◆ **本文抜粋**:
【文系女子が教える化学】沸点上昇・凝固点降下・浸透圧の原理を○○の法則でスッキリ理解しよう

文系女子が教える化学

こんにちは。
化学で沸点上昇・凝固点降下や浸透圧を学習するとき、「そういう現象が起こるんだな」とただ覚えてしまう方がほとんどだと思います。
しかし、ある一つの法則を知っていると、「たしかにそうなるよね!」と感覚で理解することができます。それが「エントロピー増大の法則」です。

エントロピーは一見難しそうですが、ざっくり理解するだけならめっちゃ簡単です。
ぜひ読んで、高校化学の理解を深めてみてくださいね。

エントロピーとは?

エントロピーとは、簡単に言うと「乱雑さ」です。
このとき、「乱雑さ」≒「均一さ」と考えるとイメージしやすいです。
乱雑と均一って全然違うんじゃ?と思いますが、
部屋の状態で考えてみます。

「片付いた部屋(乱雑ではない)」を思い浮かべると、洋服はクローゼットに、本は本棚に、食器は食器棚に、ゴミはゴミ箱に収まっていますよね。
見方を変えると、「ものが存在している場所が偏っている」とも言えます。

◆ **課題のねらい**: エントロピーの解説文を、最後の文の後から書き継いでください。 記録はエントロピーの解説文とは別の出典から取ったものです。

◆ **記録一覧**:
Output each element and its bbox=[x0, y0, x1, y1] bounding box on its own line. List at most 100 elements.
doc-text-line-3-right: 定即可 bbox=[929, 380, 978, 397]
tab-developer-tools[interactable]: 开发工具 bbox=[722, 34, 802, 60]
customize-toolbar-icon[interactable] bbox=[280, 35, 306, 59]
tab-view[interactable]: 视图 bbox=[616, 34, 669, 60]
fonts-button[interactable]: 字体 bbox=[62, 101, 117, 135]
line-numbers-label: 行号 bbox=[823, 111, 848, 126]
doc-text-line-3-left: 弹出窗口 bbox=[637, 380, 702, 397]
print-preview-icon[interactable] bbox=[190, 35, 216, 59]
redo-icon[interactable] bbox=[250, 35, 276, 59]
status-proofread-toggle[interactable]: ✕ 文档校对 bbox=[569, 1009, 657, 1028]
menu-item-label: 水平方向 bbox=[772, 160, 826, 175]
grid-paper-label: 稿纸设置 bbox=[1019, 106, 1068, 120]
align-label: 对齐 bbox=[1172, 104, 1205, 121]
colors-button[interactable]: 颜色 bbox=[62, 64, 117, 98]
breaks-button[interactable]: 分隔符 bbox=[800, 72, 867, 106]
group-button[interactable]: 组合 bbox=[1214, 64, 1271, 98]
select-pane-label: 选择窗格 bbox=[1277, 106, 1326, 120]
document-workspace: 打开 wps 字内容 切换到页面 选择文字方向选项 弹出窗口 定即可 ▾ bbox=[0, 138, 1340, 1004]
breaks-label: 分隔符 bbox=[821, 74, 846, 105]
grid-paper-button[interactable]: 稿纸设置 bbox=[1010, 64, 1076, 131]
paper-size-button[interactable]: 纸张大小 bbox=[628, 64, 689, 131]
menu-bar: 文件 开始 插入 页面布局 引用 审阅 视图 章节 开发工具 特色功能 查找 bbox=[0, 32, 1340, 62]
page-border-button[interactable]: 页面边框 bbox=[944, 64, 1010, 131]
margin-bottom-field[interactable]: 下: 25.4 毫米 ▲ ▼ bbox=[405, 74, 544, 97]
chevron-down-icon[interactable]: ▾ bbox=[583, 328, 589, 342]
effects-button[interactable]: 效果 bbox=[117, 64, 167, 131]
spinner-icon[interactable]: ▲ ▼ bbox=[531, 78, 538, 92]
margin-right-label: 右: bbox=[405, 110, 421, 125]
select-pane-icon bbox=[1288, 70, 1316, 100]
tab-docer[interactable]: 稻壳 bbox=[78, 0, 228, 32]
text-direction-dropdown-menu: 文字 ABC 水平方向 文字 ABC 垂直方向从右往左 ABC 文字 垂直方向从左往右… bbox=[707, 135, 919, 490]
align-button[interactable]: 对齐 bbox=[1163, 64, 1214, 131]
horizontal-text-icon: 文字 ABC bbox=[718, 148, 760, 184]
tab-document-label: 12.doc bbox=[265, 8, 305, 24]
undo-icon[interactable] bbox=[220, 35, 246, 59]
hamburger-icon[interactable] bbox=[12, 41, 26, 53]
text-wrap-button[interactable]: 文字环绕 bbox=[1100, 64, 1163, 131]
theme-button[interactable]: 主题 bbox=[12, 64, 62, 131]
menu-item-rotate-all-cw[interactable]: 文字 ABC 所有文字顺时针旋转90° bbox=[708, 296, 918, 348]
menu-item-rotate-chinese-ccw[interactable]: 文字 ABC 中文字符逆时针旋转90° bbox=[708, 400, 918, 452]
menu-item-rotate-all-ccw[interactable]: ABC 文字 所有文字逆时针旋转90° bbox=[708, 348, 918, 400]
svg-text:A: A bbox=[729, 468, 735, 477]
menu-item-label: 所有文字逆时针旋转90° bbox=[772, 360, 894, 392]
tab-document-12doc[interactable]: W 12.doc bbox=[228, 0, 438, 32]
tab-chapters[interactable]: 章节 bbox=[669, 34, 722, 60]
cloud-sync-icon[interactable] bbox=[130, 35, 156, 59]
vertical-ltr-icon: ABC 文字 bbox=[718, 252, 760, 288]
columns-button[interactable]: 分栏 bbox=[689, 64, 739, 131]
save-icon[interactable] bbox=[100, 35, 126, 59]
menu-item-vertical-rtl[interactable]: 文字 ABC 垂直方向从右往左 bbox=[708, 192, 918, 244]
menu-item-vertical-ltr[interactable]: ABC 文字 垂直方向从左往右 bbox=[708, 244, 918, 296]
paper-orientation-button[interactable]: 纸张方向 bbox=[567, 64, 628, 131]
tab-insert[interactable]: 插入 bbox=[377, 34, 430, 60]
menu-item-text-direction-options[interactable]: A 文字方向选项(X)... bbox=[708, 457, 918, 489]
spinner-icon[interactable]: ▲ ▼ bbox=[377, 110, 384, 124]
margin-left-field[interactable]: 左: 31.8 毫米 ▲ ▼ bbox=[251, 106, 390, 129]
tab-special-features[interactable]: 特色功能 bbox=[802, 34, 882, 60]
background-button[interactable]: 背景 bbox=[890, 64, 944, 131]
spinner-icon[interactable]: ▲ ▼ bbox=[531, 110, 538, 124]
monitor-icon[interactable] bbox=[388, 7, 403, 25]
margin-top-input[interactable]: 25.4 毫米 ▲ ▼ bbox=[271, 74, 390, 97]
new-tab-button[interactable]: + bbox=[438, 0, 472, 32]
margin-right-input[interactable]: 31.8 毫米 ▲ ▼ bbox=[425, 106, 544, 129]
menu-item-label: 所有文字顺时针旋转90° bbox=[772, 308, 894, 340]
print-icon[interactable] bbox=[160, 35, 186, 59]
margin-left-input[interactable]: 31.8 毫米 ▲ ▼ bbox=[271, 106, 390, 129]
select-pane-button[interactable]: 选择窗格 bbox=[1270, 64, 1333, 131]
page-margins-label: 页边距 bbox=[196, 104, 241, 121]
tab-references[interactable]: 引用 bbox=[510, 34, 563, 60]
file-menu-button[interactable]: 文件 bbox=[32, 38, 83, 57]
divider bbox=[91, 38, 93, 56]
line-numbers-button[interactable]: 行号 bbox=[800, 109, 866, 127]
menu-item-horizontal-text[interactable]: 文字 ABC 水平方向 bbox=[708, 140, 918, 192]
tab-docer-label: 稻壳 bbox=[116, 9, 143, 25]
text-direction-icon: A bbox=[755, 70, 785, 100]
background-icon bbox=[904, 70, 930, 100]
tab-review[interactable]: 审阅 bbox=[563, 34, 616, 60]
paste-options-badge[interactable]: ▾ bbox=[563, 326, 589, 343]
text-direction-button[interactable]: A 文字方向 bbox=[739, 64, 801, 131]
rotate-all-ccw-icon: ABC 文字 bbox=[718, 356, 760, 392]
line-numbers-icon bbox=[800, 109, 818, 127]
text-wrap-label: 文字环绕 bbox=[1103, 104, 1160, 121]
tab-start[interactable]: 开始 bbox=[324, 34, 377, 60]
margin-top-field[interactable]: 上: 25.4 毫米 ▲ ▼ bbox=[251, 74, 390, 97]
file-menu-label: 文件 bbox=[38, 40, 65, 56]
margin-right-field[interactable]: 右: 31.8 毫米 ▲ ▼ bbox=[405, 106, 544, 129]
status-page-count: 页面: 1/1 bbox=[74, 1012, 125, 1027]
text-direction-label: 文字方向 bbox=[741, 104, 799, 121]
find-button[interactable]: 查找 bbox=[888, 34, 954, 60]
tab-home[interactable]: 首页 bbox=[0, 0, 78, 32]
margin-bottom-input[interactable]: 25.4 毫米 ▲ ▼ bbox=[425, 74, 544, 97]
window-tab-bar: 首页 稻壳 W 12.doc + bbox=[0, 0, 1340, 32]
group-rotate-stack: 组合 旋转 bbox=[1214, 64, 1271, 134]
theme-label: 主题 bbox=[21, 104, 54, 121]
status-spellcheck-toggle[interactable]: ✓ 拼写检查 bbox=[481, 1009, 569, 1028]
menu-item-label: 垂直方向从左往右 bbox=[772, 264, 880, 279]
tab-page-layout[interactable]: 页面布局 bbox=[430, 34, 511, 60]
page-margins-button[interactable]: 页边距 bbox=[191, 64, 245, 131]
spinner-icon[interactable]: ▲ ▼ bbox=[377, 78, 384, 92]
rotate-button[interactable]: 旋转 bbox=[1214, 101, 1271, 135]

◆ **解答例**:
これはエントロピーが小さい状態です。

一方、「散らかった部屋(乱雑)」を思い浮かべてみると、
洋服も本も食器もゴミもバラバラに散らばっていますね。
これは「ものが均一に混ざり合って存在している」と言えます。
エントロピーが大きい状態です。

つまり、「エントロピーが大きくなる」とは、「乱雑な状態になる」≒偏りを解消し、均一に混ざり合う方向に進むということです。

一般に「自然な状態ではエントロピー(乱雑さ・均一さ)が増す方向に変化が進む」という法則があります(エントロピー増大の法則)。
エントロピーが大きいほうが安定な状態なのです。

つきつめればエントロピーはもっとだいぶ複雑です。熱力学のエントロピー増大則についてわかりやすい動画がありましたので興味のある方はどうぞ!

エントロピーをざっくりイメージできましたか? ではこの法則を使って、沸点上昇・凝固点降下・浸透圧について考えてみます。

沸点上昇・凝固点降下

液体状態にある物質に不揮発性の溶質を加えると、純粋な溶媒よりも溶液のほうが沸点が高く、凝固点が低くなります。
たとえば水に食塩を溶かすと、ただの水よりも食塩水の方が蒸発しにくく、かつ凍りにくくなります。

この理由について、高校化学では「純溶媒の状態変化が不揮発性溶質によって阻害されるため」と学習します。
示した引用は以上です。